Each entry below must be repeated word for word.

==== Records for this exercise

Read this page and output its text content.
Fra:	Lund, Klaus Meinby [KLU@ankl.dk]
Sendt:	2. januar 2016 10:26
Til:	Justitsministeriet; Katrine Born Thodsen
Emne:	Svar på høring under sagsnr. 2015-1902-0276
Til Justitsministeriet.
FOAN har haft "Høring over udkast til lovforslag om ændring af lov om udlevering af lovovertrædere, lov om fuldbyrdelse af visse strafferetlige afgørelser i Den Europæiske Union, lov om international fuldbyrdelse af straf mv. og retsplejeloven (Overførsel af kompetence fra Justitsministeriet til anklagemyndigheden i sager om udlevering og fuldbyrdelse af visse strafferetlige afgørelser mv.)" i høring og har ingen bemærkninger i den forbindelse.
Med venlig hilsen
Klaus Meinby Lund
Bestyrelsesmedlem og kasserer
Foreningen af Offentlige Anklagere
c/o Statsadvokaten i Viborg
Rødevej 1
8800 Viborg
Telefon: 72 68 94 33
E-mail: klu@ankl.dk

========

The response
Read this page and output its text content.
Fra:	Lund, Klaus Meinby [KLU@ankl.dk]
Sendt:	2. januar 2016 10:26
Til:	Justitsministeriet; Katrine Born Thodsen
Emne:	Svar på høring under sagsnr. 2015-1902-0276
Til Justitsministeriet.
FOAN har haft "Høring over udkast til lovforslag om ændring af lov om udlevering af lovovertrædere, lov om fuldbyrdelse af visse strafferetlige afgørelser i Den Europæiske Union, lov om international fuldbyrdelse af straf mv. og retsplejeloven (Overførsel af kompetence fra Justitsministeriet til anklagemyndigheden i sager om udlevering og fuldbyrdelse af visse strafferetlige afgørelser mv.)" i høring og har ingen bemærkninger i den forbindelse.
Med venlig hilsen
Klaus Meinby Lund
Bestyrelsesmedlem og kasserer
Foreningen af Offentlige Anklagere
c/o Statsadvokaten i Viborg
Rødevej 1
8800 Viborg
Telefon: 72 68 94 33
E-mail: klu@ankl.dk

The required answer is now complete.